··· Task input
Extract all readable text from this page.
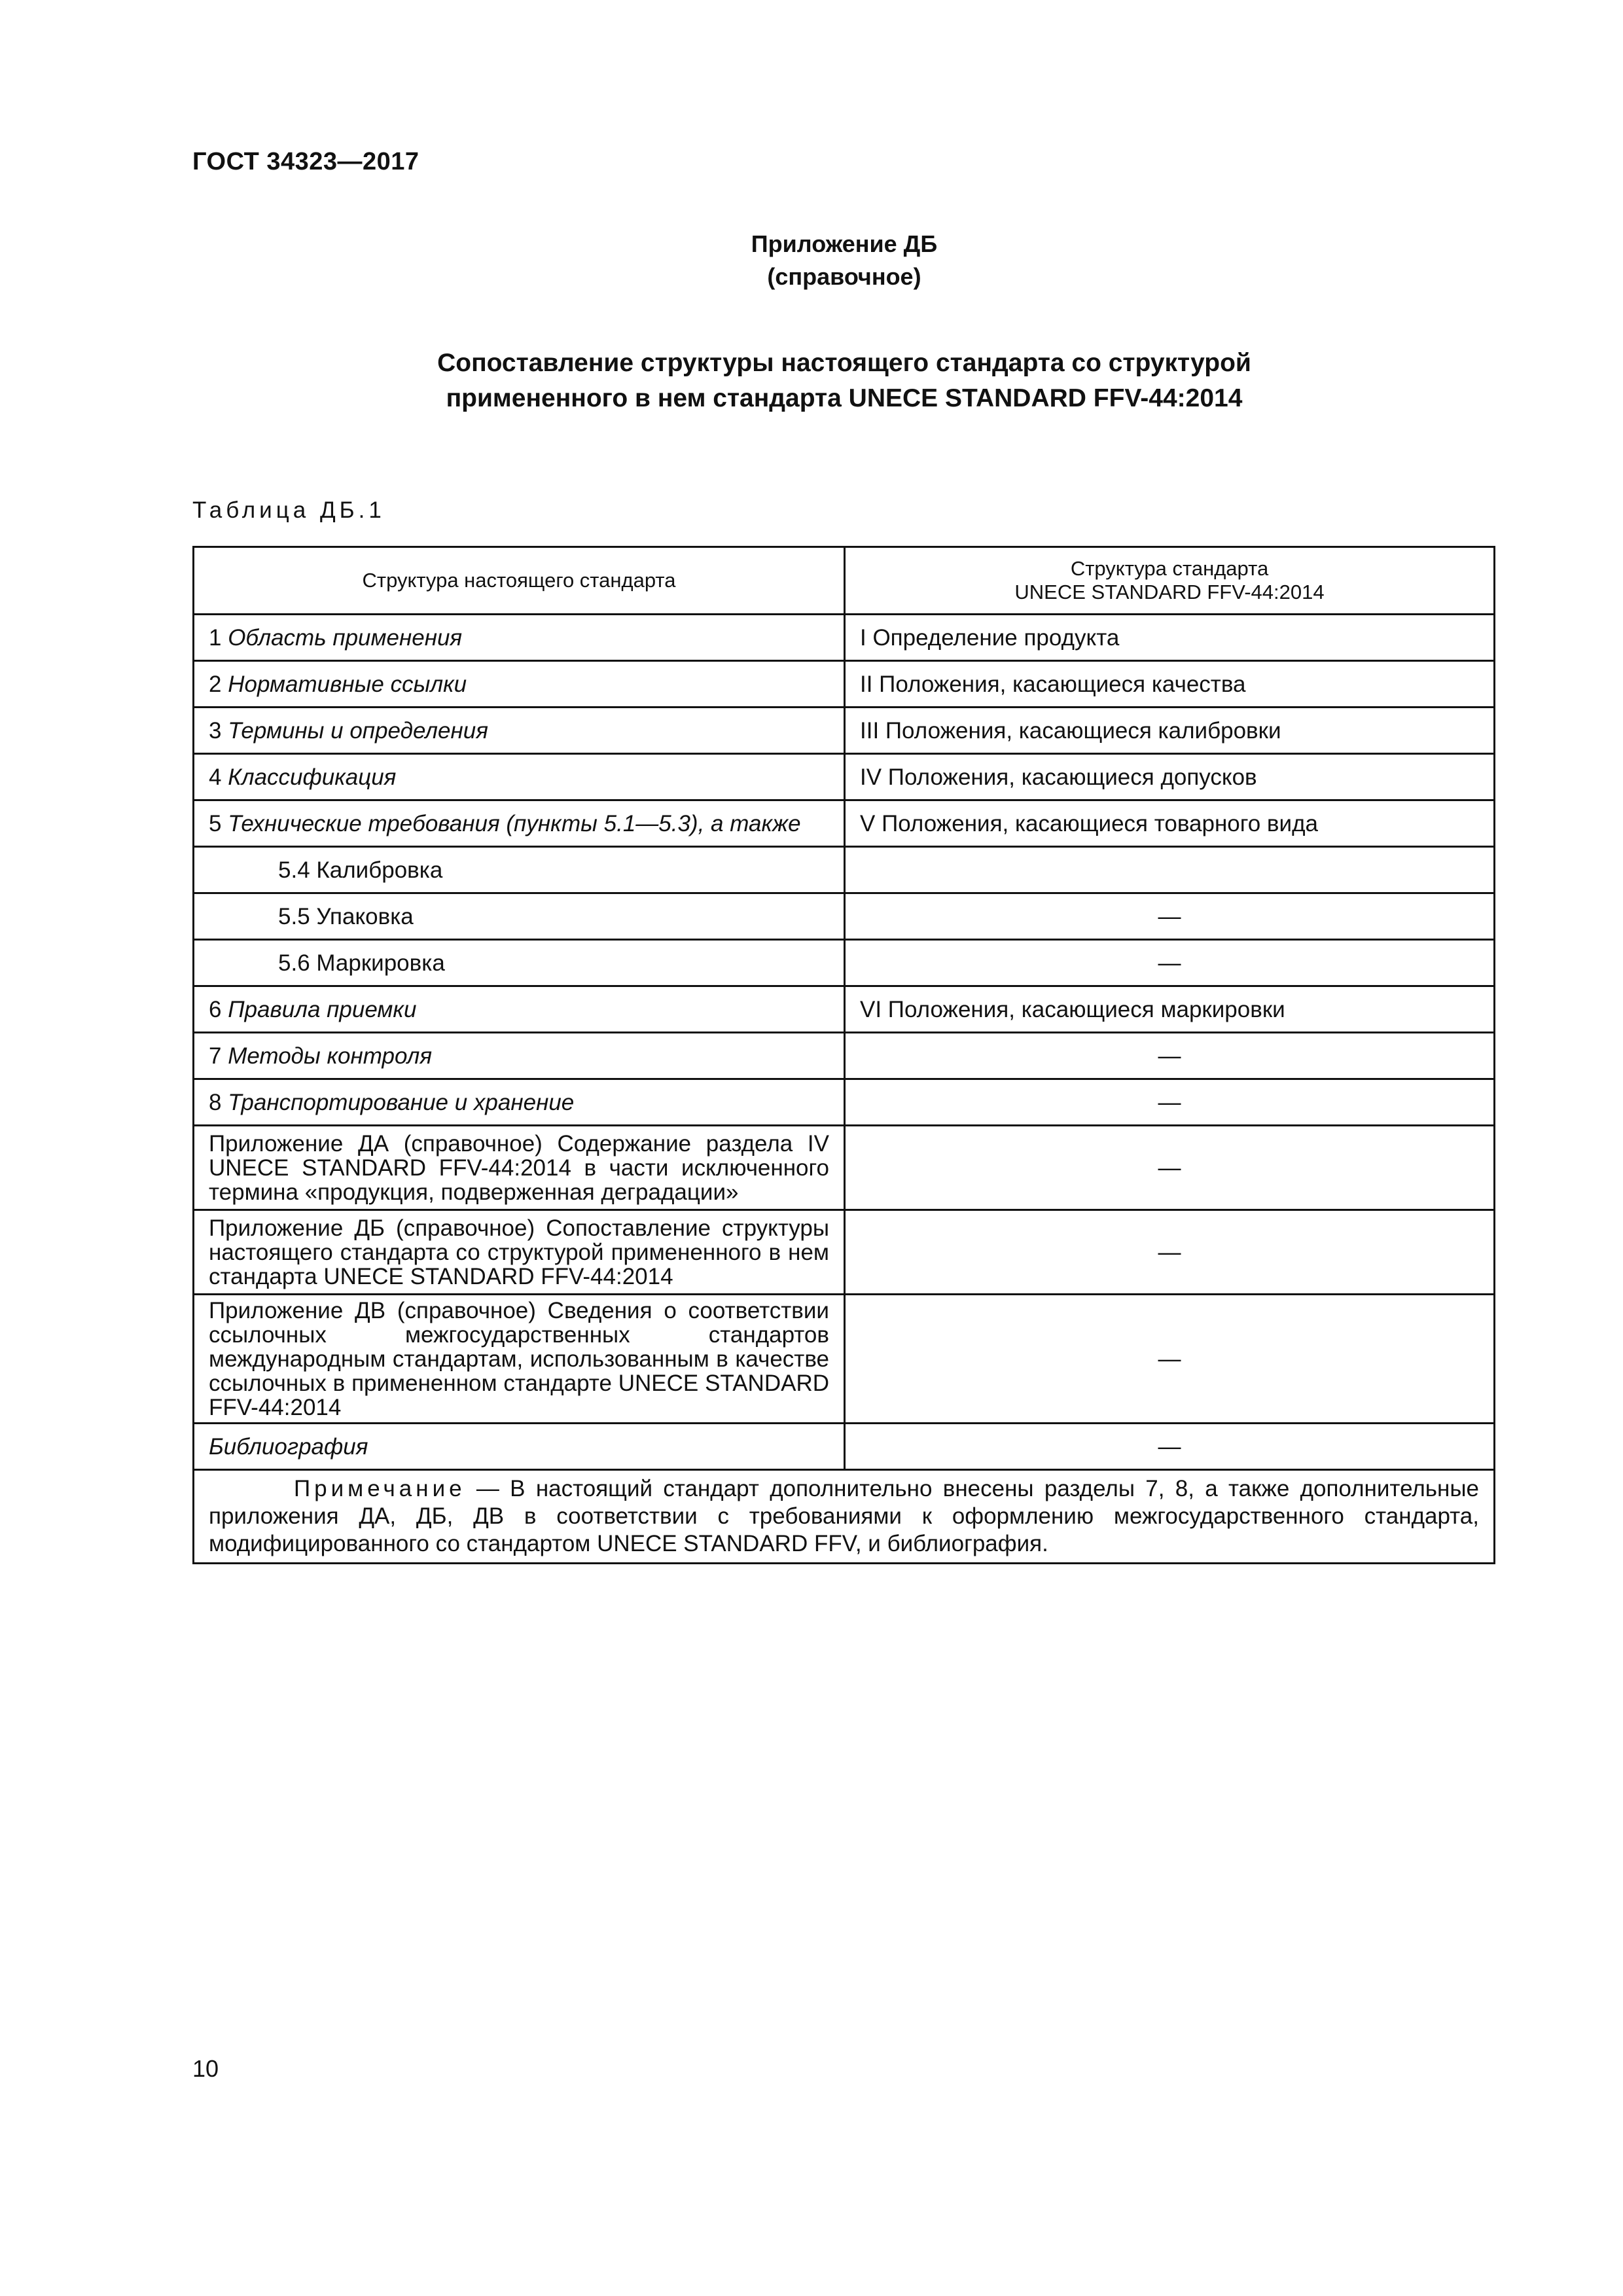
ГОСТ 34323—2017
Приложение ДБ
(справочное)
Сопоставление структуры настоящего стандарта со структурой
примененного в нем стандарта UNECE STANDARD FFV-44:2014
Таблица ДБ.1
Структура настоящего стандарта	Структура стандарта
UNECE STANDARD FFV-44:2014

1 Область применения	I Определение продукта
2 Нормативные ссылки	II Положения, касающиеся качества
3 Термины и определения	III Положения, касающиеся калибровки
4 Классификация	IV Положения, касающиеся допусков
5 Технические требования (пункты 5.1—5.3), а также	V Положения, касающиеся товарного вида
5.4 Калибровка	
5.5 Упаковка	—
5.6 Маркировка	—
6 Правила приемки	VI Положения, касающиеся маркировки
7 Методы контроля	—
8 Транспортирование и хранение	—
Приложение ДА (справочное) Содержание раздела IV UNECE STANDARD FFV-44:2014 в части исключенного термина «продукция, подверженная деградации»	—
Приложение ДБ (справочное) Сопоставление структуры настоящего стандарта со структурой примененного в нем стандарта UNECE STANDARD FFV-44:2014	—
Приложение ДВ (справочное) Сведения о соответствии ссылочных межгосударственных стандартов международным стандартам, использованным в качестве ссылочных в примененном стандарте UNECE STANDARD FFV-44:2014	—
Библиография	—

Примечание — В настоящий стандарт дополнительно внесены разделы 7, 8, а также дополнительные приложения ДА, ДБ, ДВ в соответствии с требованиями к оформлению межгосударственного стандарта, модифицированного со стандартом UNECE STANDARD FFV, и библиография.	
10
······
#### Instructions for the task:
Copy the entries above faithfully and omit every image.

#### Finished task:
Extract all readable text from this page.
ГОСТ 34323—2017
Приложение ДБ
(справочное)
Сопоставление структуры настоящего стандарта со структурой
примененного в нем стандарта UNECE STANDARD FFV-44:2014
Таблица ДБ.1
Структура настоящего стандарта	Структура стандарта
UNECE STANDARD FFV-44:2014

1 Область применения	I Определение продукта
2 Нормативные ссылки	II Положения, касающиеся качества
3 Термины и определения	III Положения, касающиеся калибровки
4 Классификация	IV Положения, касающиеся допусков
5 Технические требования (пункты 5.1—5.3), а также	V Положения, касающиеся товарного вида
5.4 Калибровка	
5.5 Упаковка	—
5.6 Маркировка	—
6 Правила приемки	VI Положения, касающиеся маркировки
7 Методы контроля	—
8 Транспортирование и хранение	—
Приложение ДА (справочное) Содержание раздела IV UNECE STANDARD FFV-44:2014 в части исключенного термина «продукция, подверженная деградации»	—
Приложение ДБ (справочное) Сопоставление структуры настоящего стандарта со структурой примененного в нем стандарта UNECE STANDARD FFV-44:2014	—
Приложение ДВ (справочное) Сведения о соответствии ссылочных межгосударственных стандартов международным стандартам, использованным в качестве ссылочных в примененном стандарте UNECE STANDARD FFV-44:2014	—
Библиография	—

Примечание — В настоящий стандарт дополнительно внесены разделы 7, 8, а также дополнительные приложения ДА, ДБ, ДВ в соответствии с требованиями к оформлению межгосударственного стандарта, модифицированного со стандартом UNECE STANDARD FFV, и библиография.	
10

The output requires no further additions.